AIM - Give the listing again character for character, but drop the images.

· · ·

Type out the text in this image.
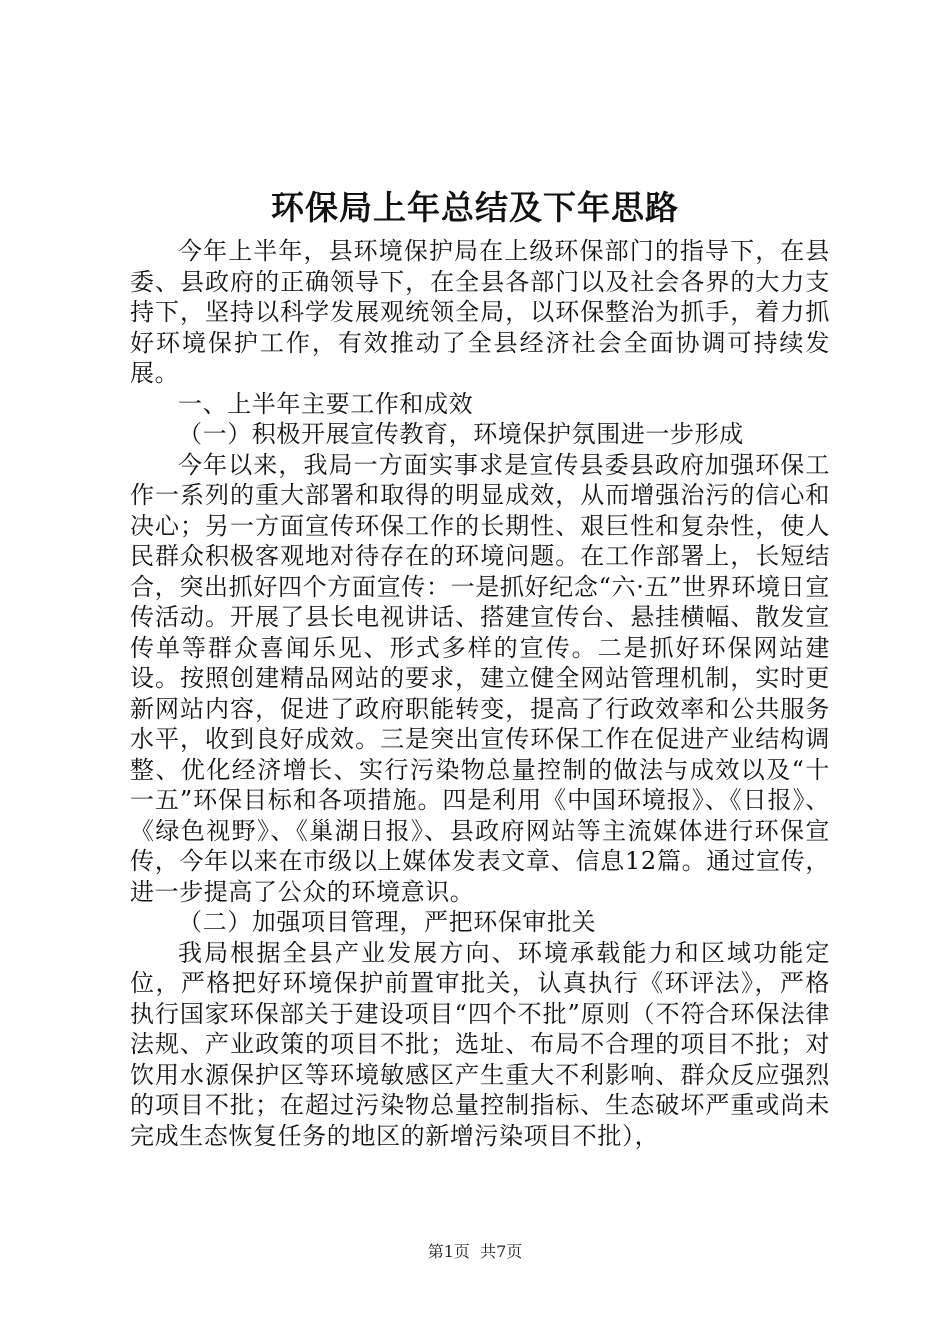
环保局上年总结及下年思路

今年上半年，县环境保护局在上级环保部门的指导下，在县委、县政府的正确领导下，在全县各部门以及社会各界的大力支持下，坚持以科学发展观统领全局，以环保整治为抓手，着力抓好环境保护工作，有效推动了全县经济社会全面协调可持续发展。

一、上半年主要工作和成效

（一）积极开展宣传教育，环境保护氛围进一步形成

今年以来，我局一方面实事求是宣传县委县政府加强环保工作一系列的重大部署和取得的明显成效，从而增强治污的信心和决心；另一方面宣传环保工作的长期性、艰巨性和复杂性，使人民群众积极客观地对待存在的环境问题。在工作部署上，长短结合，突出抓好四个方面宣传：一是抓好纪念“六·五”世界环境日宣传活动。开展了县长电视讲话、搭建宣传台、悬挂横幅、散发宣传单等群众喜闻乐见、形式多样的宣传。二是抓好环保网站建设。按照创建精品网站的要求，建立健全网站管理机制，实时更新网站内容，促进了政府职能转变，提高了行政效率和公共服务水平，收到良好成效。三是突出宣传环保工作在促进产业结构调整、优化经济增长、实行污染物总量控制的做法与成效以及“十一五”环保目标和各项措施。四是利用《中国环境报》、《日报》、《绿色视野》、《巢湖日报》、县政府网站等主流媒体进行环保宣传，今年以来在市级以上媒体发表文章、信息12篇。通过宣传，进一步提高了公众的环境意识。

（二）加强项目管理，严把环保审批关

我局根据全县产业发展方向、环境承载能力和区域功能定位，严格把好环境保护前置审批关，认真执行《环评法》，严格执行国家环保部关于建设项目“四个不批”原则（不符合环保法律法规、产业政策的项目不批；选址、布局不合理的项目不批；对饮用水源保护区等环境敏感区产生重大不利影响、群众反应强烈的项目不批；在超过污染物总量控制指标、生态破坏严重或尚未完成生态恢复任务的地区的新增污染项目不批），

第1页 共7页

· · ·

TASK ANSWER -
Type out the text in this image.
环保局上年总结及下年思路

今年上半年，县环境保护局在上级环保部门的指导下，在县委、县政府的正确领导下，在全县各部门以及社会各界的大力支持下，坚持以科学发展观统领全局，以环保整治为抓手，着力抓好环境保护工作，有效推动了全县经济社会全面协调可持续发展。

一、上半年主要工作和成效

（一）积极开展宣传教育，环境保护氛围进一步形成

今年以来，我局一方面实事求是宣传县委县政府加强环保工作一系列的重大部署和取得的明显成效，从而增强治污的信心和决心；另一方面宣传环保工作的长期性、艰巨性和复杂性，使人民群众积极客观地对待存在的环境问题。在工作部署上，长短结合，突出抓好四个方面宣传：一是抓好纪念“六·五”世界环境日宣传活动。开展了县长电视讲话、搭建宣传台、悬挂横幅、散发宣传单等群众喜闻乐见、形式多样的宣传。二是抓好环保网站建设。按照创建精品网站的要求，建立健全网站管理机制，实时更新网站内容，促进了政府职能转变，提高了行政效率和公共服务水平，收到良好成效。三是突出宣传环保工作在促进产业结构调整、优化经济增长、实行污染物总量控制的做法与成效以及“十一五”环保目标和各项措施。四是利用《中国环境报》、《日报》、《绿色视野》、《巢湖日报》、县政府网站等主流媒体进行环保宣传，今年以来在市级以上媒体发表文章、信息12篇。通过宣传，进一步提高了公众的环境意识。

（二）加强项目管理，严把环保审批关

我局根据全县产业发展方向、环境承载能力和区域功能定位，严格把好环境保护前置审批关，认真执行《环评法》，严格执行国家环保部关于建设项目“四个不批”原则（不符合环保法律法规、产业政策的项目不批；选址、布局不合理的项目不批；对饮用水源保护区等环境敏感区产生重大不利影响、群众反应强烈的项目不批；在超过污染物总量控制指标、生态破坏严重或尚未完成生态恢复任务的地区的新增污染项目不批），

第1页 共7页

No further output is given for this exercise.